YOUR GOAL »
Please print each entry below exactly as it reads.

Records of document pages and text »
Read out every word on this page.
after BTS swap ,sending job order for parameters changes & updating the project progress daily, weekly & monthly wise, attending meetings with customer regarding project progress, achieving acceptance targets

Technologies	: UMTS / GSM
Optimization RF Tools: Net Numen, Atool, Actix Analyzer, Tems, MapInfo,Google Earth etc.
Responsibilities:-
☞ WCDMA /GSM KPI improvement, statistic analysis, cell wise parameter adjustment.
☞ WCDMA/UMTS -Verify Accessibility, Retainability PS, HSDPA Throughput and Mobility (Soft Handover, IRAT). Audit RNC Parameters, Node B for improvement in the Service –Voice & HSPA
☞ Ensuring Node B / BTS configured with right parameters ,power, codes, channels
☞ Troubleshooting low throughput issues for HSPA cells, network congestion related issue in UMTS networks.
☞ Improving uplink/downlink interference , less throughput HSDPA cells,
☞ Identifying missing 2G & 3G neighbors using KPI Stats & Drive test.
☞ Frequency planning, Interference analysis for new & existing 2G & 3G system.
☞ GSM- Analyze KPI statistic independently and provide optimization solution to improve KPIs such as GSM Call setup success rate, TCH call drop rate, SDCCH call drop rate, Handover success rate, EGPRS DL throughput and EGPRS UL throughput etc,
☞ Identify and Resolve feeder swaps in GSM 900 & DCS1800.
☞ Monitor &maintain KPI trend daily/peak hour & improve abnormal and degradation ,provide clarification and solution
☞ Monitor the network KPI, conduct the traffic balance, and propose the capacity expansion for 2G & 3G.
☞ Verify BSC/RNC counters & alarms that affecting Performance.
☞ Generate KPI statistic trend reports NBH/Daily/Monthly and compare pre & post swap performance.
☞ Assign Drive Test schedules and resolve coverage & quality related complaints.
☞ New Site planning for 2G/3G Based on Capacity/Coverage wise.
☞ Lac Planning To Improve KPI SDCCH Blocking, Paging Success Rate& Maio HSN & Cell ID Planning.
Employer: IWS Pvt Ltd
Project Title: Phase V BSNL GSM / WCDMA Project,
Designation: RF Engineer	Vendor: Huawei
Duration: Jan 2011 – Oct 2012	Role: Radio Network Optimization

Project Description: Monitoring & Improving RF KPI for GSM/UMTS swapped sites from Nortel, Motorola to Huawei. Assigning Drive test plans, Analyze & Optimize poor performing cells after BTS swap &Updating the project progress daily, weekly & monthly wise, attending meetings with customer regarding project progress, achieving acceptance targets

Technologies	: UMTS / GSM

EXERCISE SOLUTION »
Read out every word on this page.
after BTS swap ,sending job order for parameters changes & updating the project progress daily, weekly & monthly wise, attending meetings with customer regarding project progress, achieving acceptance targets

Technologies	: UMTS / GSM
Optimization RF Tools: Net Numen, Atool, Actix Analyzer, Tems, MapInfo,Google Earth etc.
Responsibilities:-
☞ WCDMA /GSM KPI improvement, statistic analysis, cell wise parameter adjustment.
☞ WCDMA/UMTS -Verify Accessibility, Retainability PS, HSDPA Throughput and Mobility (Soft Handover, IRAT). Audit RNC Parameters, Node B for improvement in the Service –Voice & HSPA
☞ Ensuring Node B / BTS configured with right parameters ,power, codes, channels
☞ Troubleshooting low throughput issues for HSPA cells, network congestion related issue in UMTS networks.
☞ Improving uplink/downlink interference , less throughput HSDPA cells,
☞ Identifying missing 2G & 3G neighbors using KPI Stats & Drive test.
☞ Frequency planning, Interference analysis for new & existing 2G & 3G system.
☞ GSM- Analyze KPI statistic independently and provide optimization solution to improve KPIs such as GSM Call setup success rate, TCH call drop rate, SDCCH call drop rate, Handover success rate, EGPRS DL throughput and EGPRS UL throughput etc,
☞ Identify and Resolve feeder swaps in GSM 900 & DCS1800.
☞ Monitor &maintain KPI trend daily/peak hour & improve abnormal and degradation ,provide clarification and solution
☞ Monitor the network KPI, conduct the traffic balance, and propose the capacity expansion for 2G & 3G.
☞ Verify BSC/RNC counters & alarms that affecting Performance.
☞ Generate KPI statistic trend reports NBH/Daily/Monthly and compare pre & post swap performance.
☞ Assign Drive Test schedules and resolve coverage & quality related complaints.
☞ New Site planning for 2G/3G Based on Capacity/Coverage wise.
☞ Lac Planning To Improve KPI SDCCH Blocking, Paging Success Rate& Maio HSN & Cell ID Planning.
Employer: IWS Pvt Ltd
Project Title: Phase V BSNL GSM / WCDMA Project,
Designation: RF Engineer	Vendor: Huawei
Duration: Jan 2011 – Oct 2012	Role: Radio Network Optimization

Project Description: Monitoring & Improving RF KPI for GSM/UMTS swapped sites from Nortel, Motorola to Huawei. Assigning Drive test plans, Analyze & Optimize poor performing cells after BTS swap &Updating the project progress daily, weekly & monthly wise, attending meetings with customer regarding project progress, achieving acceptance targets

Technologies	: UMTS / GSM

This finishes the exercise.